Your task.
Copy the lines holding the word "color", all of them.

Dataset excerpt:
⟨
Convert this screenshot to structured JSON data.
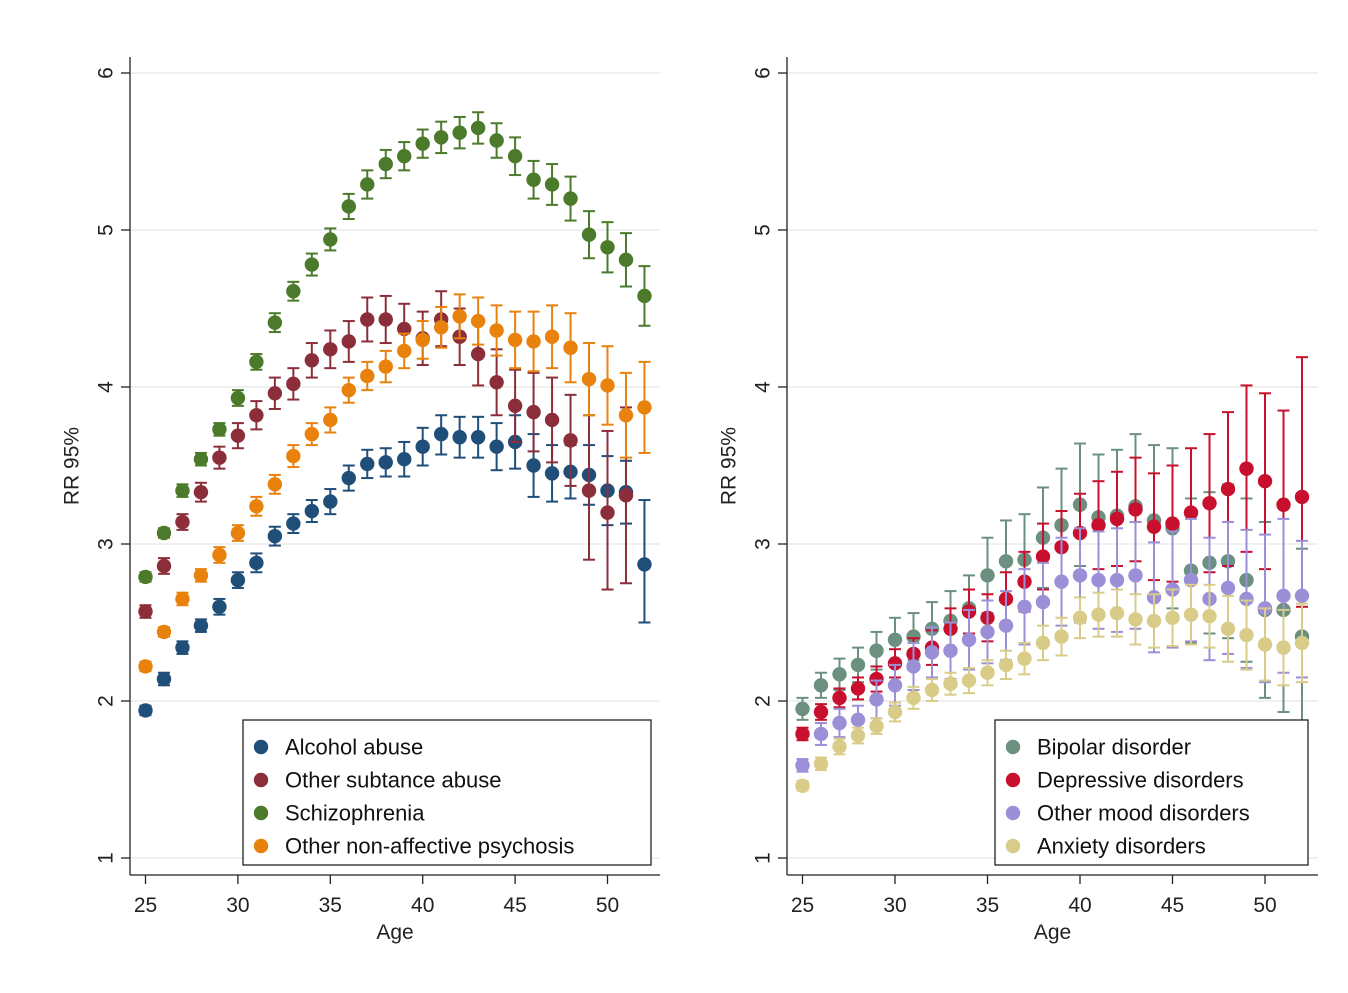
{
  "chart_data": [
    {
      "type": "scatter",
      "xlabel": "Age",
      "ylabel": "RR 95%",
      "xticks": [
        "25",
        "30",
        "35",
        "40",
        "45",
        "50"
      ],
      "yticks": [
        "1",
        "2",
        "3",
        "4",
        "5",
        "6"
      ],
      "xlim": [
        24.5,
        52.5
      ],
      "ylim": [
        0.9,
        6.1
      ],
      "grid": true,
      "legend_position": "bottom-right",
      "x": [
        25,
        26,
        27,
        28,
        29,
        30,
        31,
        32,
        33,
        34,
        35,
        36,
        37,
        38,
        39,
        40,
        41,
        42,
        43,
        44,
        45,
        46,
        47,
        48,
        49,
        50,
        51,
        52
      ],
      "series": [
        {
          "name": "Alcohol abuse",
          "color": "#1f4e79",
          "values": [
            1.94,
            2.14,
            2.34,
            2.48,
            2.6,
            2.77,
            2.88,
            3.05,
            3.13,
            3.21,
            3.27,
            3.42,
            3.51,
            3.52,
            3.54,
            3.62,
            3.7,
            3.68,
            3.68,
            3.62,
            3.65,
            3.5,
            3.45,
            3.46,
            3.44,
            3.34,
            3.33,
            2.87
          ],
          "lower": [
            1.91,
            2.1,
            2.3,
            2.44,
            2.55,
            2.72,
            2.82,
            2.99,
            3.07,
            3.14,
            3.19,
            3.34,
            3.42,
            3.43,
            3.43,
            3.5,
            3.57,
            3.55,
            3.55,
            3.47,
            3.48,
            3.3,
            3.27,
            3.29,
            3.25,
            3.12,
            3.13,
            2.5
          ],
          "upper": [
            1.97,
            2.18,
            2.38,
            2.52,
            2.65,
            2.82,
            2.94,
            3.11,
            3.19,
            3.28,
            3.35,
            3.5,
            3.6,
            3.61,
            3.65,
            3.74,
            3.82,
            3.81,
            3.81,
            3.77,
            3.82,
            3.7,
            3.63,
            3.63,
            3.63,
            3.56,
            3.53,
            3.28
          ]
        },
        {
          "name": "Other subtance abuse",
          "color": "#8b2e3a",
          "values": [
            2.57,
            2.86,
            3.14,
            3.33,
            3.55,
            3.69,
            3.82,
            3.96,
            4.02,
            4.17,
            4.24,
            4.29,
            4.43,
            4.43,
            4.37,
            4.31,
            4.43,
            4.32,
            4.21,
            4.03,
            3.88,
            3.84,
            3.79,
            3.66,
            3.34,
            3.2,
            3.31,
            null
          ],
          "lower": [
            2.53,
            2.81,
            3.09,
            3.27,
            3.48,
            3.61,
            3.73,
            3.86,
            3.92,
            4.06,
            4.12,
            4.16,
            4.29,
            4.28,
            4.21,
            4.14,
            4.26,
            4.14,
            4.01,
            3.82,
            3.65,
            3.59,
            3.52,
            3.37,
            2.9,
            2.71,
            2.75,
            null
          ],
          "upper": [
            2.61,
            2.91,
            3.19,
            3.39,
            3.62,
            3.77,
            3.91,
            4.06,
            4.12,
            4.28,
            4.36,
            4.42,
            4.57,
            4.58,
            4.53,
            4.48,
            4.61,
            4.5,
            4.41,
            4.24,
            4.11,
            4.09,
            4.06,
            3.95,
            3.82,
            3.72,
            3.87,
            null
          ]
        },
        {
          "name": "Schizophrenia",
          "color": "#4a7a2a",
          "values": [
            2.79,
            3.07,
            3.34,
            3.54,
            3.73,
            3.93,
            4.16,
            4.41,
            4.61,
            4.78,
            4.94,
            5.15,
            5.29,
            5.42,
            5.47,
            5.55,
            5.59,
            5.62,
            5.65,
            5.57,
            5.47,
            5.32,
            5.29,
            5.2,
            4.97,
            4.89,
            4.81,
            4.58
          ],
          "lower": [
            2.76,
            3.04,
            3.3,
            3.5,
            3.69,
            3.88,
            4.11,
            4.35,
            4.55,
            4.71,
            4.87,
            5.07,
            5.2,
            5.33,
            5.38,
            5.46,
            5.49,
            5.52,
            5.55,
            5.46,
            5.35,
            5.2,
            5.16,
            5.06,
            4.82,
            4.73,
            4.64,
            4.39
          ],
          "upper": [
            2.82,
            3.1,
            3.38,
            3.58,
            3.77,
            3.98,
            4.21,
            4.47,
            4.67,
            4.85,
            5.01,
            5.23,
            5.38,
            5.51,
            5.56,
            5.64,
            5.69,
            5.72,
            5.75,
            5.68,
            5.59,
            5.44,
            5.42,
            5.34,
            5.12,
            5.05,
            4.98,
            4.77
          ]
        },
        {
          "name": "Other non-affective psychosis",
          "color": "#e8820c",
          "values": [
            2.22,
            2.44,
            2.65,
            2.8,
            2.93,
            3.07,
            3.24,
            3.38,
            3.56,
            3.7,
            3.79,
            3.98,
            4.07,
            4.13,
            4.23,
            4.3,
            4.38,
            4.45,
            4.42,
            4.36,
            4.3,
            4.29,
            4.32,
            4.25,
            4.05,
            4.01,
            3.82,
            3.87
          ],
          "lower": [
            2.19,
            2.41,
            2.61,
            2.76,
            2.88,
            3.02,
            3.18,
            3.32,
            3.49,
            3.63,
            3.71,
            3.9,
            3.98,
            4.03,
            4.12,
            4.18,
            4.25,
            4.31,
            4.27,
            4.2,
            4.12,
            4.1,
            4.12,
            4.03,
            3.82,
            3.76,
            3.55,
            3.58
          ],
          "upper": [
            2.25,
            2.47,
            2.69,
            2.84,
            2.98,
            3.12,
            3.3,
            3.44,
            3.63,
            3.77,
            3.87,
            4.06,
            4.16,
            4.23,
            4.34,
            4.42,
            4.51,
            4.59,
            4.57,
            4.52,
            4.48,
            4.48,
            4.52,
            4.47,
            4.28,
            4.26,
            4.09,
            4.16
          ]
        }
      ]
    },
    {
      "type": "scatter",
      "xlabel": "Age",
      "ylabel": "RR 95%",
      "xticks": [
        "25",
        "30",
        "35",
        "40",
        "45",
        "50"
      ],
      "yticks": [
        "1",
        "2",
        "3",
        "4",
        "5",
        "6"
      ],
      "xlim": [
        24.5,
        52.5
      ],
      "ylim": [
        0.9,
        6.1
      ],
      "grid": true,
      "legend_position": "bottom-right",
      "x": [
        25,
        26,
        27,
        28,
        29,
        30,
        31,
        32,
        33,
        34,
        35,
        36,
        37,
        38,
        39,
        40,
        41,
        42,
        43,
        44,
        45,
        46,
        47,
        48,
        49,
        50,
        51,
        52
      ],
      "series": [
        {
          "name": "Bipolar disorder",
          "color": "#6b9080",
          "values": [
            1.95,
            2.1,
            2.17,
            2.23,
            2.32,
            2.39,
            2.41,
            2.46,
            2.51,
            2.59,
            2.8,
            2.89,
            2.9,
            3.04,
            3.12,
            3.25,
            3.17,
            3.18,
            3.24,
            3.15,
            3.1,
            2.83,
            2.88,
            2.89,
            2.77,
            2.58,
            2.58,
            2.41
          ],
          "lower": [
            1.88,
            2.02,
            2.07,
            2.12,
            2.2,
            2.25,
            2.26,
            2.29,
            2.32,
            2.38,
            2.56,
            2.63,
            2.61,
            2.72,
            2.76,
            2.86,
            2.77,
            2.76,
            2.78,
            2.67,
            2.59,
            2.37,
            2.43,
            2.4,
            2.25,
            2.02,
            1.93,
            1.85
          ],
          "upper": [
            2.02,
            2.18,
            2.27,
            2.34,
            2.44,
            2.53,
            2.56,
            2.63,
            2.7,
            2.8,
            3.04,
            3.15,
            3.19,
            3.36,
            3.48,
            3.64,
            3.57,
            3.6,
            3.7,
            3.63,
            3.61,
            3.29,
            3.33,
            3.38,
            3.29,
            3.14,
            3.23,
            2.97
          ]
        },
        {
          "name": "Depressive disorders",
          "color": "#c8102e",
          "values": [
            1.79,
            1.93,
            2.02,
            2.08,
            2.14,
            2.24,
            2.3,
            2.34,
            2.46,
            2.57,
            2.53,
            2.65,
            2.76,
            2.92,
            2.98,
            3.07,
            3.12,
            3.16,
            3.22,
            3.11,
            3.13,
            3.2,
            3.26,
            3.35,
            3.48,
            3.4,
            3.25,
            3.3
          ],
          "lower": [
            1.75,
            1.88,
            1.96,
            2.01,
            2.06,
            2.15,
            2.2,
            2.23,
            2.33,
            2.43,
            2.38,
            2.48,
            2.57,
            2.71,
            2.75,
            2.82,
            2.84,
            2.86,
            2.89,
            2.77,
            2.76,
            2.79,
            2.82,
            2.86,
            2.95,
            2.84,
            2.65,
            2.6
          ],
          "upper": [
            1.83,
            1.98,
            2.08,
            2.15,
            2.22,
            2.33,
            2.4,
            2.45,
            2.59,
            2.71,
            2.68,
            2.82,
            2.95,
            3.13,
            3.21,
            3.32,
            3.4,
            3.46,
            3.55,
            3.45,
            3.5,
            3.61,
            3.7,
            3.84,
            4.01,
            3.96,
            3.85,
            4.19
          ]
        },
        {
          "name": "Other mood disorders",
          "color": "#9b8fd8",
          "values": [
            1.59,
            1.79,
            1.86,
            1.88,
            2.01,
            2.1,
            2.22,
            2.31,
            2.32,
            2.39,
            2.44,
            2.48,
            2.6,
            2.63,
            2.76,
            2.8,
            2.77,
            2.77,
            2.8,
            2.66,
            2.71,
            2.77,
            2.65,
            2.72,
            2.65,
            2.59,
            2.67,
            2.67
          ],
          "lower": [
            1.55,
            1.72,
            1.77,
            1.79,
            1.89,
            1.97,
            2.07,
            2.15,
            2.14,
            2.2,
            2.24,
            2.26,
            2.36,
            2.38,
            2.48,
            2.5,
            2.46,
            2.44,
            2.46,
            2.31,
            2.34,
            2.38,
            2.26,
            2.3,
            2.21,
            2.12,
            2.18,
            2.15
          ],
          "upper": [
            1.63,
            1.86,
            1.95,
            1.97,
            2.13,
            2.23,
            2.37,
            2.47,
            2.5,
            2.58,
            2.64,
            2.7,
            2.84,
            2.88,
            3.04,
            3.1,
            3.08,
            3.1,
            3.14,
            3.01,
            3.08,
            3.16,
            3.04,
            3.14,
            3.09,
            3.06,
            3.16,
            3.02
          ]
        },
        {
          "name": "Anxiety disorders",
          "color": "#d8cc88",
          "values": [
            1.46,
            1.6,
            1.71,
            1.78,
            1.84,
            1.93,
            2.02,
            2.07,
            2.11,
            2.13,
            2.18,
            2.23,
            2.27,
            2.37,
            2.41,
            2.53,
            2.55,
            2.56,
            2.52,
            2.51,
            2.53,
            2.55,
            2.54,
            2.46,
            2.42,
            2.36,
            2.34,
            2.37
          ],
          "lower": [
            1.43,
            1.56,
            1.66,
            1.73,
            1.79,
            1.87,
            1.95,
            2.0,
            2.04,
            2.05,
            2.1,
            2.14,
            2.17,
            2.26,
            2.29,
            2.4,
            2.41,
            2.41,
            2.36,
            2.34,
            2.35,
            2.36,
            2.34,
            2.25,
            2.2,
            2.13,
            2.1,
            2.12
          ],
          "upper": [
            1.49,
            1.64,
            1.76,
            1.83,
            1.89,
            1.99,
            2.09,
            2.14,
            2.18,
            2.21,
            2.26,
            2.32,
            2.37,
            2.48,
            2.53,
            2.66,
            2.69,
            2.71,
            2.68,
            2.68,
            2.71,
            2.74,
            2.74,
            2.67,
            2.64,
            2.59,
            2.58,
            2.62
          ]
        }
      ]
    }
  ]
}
⟩
Output of the exercise.
          "color": "#1f4e79",
          "color": "#8b2e3a",
          "color": "#4a7a2a",
          "color": "#e8820c",
          "color": "#6b9080",
          "color": "#c8102e",
          "color": "#9b8fd8",
          "color": "#d8cc88",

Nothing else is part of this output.